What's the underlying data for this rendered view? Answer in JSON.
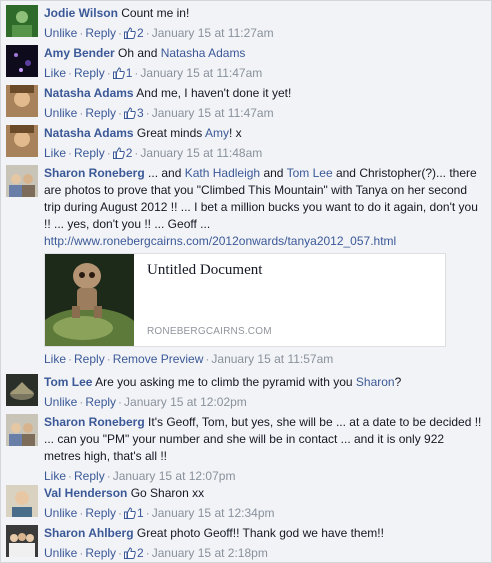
{
  "comments": [
    {
      "name": "Jodie Wilson",
      "text": " Count me in!",
      "actions": [
        "Unlike",
        "Reply"
      ],
      "likes": "2",
      "time": "January 15 at 11:27am"
    },
    {
      "name": "Amy Bender",
      "text_parts": [
        " Oh and ",
        "Natasha Adams"
      ],
      "actions": [
        "Like",
        "Reply"
      ],
      "likes": "1",
      "time": "January 15 at 11:47am"
    },
    {
      "name": "Natasha Adams",
      "text": " And me, I haven't done it yet!",
      "actions": [
        "Unlike",
        "Reply"
      ],
      "likes": "3",
      "time": "January 15 at 11:47am"
    },
    {
      "name": "Natasha Adams",
      "text_parts": [
        " Great minds ",
        "Amy",
        "! x"
      ],
      "actions": [
        "Like",
        "Reply"
      ],
      "likes": "2",
      "time": "January 15 at 11:48am"
    },
    {
      "name": "Sharon Roneberg",
      "text_parts": [
        " ... and ",
        "Kath Hadleigh",
        " and ",
        "Tom Lee",
        " and Christopher(?)... there are photos to prove that you \"Climbed This Mountain\" with Tanya on her second trip during August 2012 !! ... I bet a million bucks you want to do it again, don't you !! ... yes, don't you !! ... Geoff ..."
      ],
      "url": "http://www.ronebergcairns.com/2012onwards/tanya2012_057.html",
      "actions": [
        "Like",
        "Reply",
        "Remove Preview"
      ],
      "time": "January 15 at 11:57am",
      "preview": {
        "title": "Untitled Document",
        "domain": "RONEBERGCAIRNS.COM"
      }
    },
    {
      "name": "Tom Lee",
      "text_parts": [
        " Are you asking me to climb the pyramid with you ",
        "Sharon",
        "?"
      ],
      "actions": [
        "Unlike",
        "Reply"
      ],
      "time": "January 15 at 12:02pm"
    },
    {
      "name": "Sharon Roneberg",
      "text": " It's Geoff, Tom, but yes, she will be ... at a date to be decided !! ... can you \"PM\" your number and she will be in contact ... and it is only 922 metres high, that's all !!",
      "actions": [
        "Like",
        "Reply"
      ],
      "time": "January 15 at 12:07pm"
    },
    {
      "name": "Val Henderson",
      "text": " Go Sharon xx",
      "actions": [
        "Unlike",
        "Reply"
      ],
      "likes": "1",
      "time": "January 15 at 12:34pm"
    },
    {
      "name": "Sharon Ahlberg",
      "text": " Great photo Geoff!! Thank god we have them!!",
      "actions": [
        "Unlike",
        "Reply"
      ],
      "likes": "2",
      "time": "January 15 at 2:18pm"
    }
  ],
  "colors": {
    "link": "#3b5998",
    "meta": "#89919c",
    "background": "#f2f3f6"
  },
  "icons": {
    "like": "thumbs-up-icon"
  }
}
──────────────────────────────
REQUEST -> Collect every line with the string "January" from the records, and copy each.

TASK ANSWER ->
      "time": "January 15 at 11:27am"
      "time": "January 15 at 11:47am"
      "time": "January 15 at 11:47am"
      "time": "January 15 at 11:48am"
      "time": "January 15 at 11:57am",
      "time": "January 15 at 12:02pm"
      "time": "January 15 at 12:07pm"
      "time": "January 15 at 12:34pm"
      "time": "January 15 at 2:18pm"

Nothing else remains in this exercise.